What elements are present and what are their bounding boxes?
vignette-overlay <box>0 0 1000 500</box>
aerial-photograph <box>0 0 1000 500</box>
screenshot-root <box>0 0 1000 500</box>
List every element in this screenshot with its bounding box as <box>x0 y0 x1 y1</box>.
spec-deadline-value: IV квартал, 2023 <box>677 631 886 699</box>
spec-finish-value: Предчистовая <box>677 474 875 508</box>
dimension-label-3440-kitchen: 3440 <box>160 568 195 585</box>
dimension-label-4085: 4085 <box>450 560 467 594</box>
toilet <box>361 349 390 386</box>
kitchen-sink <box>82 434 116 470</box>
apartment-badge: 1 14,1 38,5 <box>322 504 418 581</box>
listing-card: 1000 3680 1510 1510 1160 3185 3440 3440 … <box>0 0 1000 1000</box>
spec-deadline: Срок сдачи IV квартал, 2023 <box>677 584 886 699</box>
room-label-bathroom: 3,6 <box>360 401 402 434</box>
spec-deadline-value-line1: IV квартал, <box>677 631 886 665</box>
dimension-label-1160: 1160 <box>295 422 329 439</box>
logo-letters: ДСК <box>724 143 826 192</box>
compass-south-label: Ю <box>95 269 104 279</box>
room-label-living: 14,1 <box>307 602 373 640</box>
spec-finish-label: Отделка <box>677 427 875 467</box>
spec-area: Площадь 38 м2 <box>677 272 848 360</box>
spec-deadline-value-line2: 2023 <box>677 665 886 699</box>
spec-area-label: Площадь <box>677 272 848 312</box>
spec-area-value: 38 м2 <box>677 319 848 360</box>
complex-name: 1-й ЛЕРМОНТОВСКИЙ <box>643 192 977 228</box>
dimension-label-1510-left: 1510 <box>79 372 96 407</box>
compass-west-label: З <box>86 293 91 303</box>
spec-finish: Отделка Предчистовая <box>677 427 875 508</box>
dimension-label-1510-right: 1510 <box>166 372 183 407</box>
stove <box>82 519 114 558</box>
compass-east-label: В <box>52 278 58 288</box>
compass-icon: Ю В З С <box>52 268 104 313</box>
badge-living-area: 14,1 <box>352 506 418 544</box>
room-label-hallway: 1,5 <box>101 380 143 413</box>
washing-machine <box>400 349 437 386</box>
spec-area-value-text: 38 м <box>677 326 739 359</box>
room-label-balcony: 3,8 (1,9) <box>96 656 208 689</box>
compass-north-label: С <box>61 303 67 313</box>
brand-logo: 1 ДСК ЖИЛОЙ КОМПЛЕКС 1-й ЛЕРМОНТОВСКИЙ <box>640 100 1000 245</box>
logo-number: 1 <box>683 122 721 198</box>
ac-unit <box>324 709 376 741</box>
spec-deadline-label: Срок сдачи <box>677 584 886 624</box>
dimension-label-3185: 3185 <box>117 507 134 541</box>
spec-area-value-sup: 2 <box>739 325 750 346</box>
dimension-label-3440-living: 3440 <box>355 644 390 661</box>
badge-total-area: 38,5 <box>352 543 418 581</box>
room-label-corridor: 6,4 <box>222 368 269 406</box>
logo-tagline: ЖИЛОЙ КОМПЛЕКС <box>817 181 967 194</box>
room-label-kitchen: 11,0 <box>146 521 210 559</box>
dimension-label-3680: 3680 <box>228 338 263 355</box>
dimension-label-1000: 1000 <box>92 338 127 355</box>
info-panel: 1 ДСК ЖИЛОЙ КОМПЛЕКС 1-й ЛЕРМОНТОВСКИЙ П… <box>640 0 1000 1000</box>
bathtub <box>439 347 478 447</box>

REQUIRED TASK:
Print all of the rows above again, word for word, without changing anything.

FINISHED ANSWER:
What elements are present and what are their bounding boxes?
vignette-overlay <box>0 0 1000 500</box>
aerial-photograph <box>0 0 1000 500</box>
screenshot-root <box>0 0 1000 500</box>
List every element in this screenshot with its bounding box as <box>x0 y0 x1 y1</box>.
spec-deadline-value: IV квартал, 2023 <box>677 631 886 699</box>
spec-finish-value: Предчистовая <box>677 474 875 508</box>
dimension-label-3440-kitchen: 3440 <box>160 568 195 585</box>
dimension-label-4085: 4085 <box>450 560 467 594</box>
toilet <box>361 349 390 386</box>
kitchen-sink <box>82 434 116 470</box>
apartment-badge: 1 14,1 38,5 <box>322 504 418 581</box>
listing-card: 1000 3680 1510 1510 1160 3185 3440 3440 … <box>0 0 1000 1000</box>
spec-deadline: Срок сдачи IV квартал, 2023 <box>677 584 886 699</box>
room-label-bathroom: 3,6 <box>360 401 402 434</box>
spec-deadline-value-line1: IV квартал, <box>677 631 886 665</box>
dimension-label-1160: 1160 <box>295 422 329 439</box>
logo-letters: ДСК <box>724 143 826 192</box>
compass-south-label: Ю <box>95 269 104 279</box>
room-label-living: 14,1 <box>307 602 373 640</box>
spec-finish-label: Отделка <box>677 427 875 467</box>
spec-area: Площадь 38 м2 <box>677 272 848 360</box>
spec-deadline-value-line2: 2023 <box>677 665 886 699</box>
spec-area-label: Площадь <box>677 272 848 312</box>
spec-area-value: 38 м2 <box>677 319 848 360</box>
complex-name: 1-й ЛЕРМОНТОВСКИЙ <box>643 192 977 228</box>
dimension-label-1510-left: 1510 <box>79 372 96 407</box>
compass-west-label: З <box>86 293 91 303</box>
spec-finish: Отделка Предчистовая <box>677 427 875 508</box>
dimension-label-1510-right: 1510 <box>166 372 183 407</box>
stove <box>82 519 114 558</box>
compass-east-label: В <box>52 278 58 288</box>
compass-icon: Ю В З С <box>52 268 104 313</box>
badge-living-area: 14,1 <box>352 506 418 544</box>
room-label-hallway: 1,5 <box>101 380 143 413</box>
washing-machine <box>400 349 437 386</box>
spec-area-value-text: 38 м <box>677 326 739 359</box>
room-label-balcony: 3,8 (1,9) <box>96 656 208 689</box>
compass-north-label: С <box>61 303 67 313</box>
brand-logo: 1 ДСК ЖИЛОЙ КОМПЛЕКС 1-й ЛЕРМОНТОВСКИЙ <box>640 100 1000 245</box>
logo-number: 1 <box>683 122 721 198</box>
ac-unit <box>324 709 376 741</box>
spec-deadline-label: Срок сдачи <box>677 584 886 624</box>
dimension-label-3185: 3185 <box>117 507 134 541</box>
spec-area-value-sup: 2 <box>739 325 750 346</box>
dimension-label-3440-living: 3440 <box>355 644 390 661</box>
badge-total-area: 38,5 <box>352 543 418 581</box>
room-label-corridor: 6,4 <box>222 368 269 406</box>
logo-tagline: ЖИЛОЙ КОМПЛЕКС <box>817 181 967 194</box>
room-label-kitchen: 11,0 <box>146 521 210 559</box>
dimension-label-3680: 3680 <box>228 338 263 355</box>
dimension-label-1000: 1000 <box>92 338 127 355</box>
info-panel: 1 ДСК ЖИЛОЙ КОМПЛЕКС 1-й ЛЕРМОНТОВСКИЙ П… <box>640 0 1000 1000</box>
bathtub <box>439 347 478 447</box>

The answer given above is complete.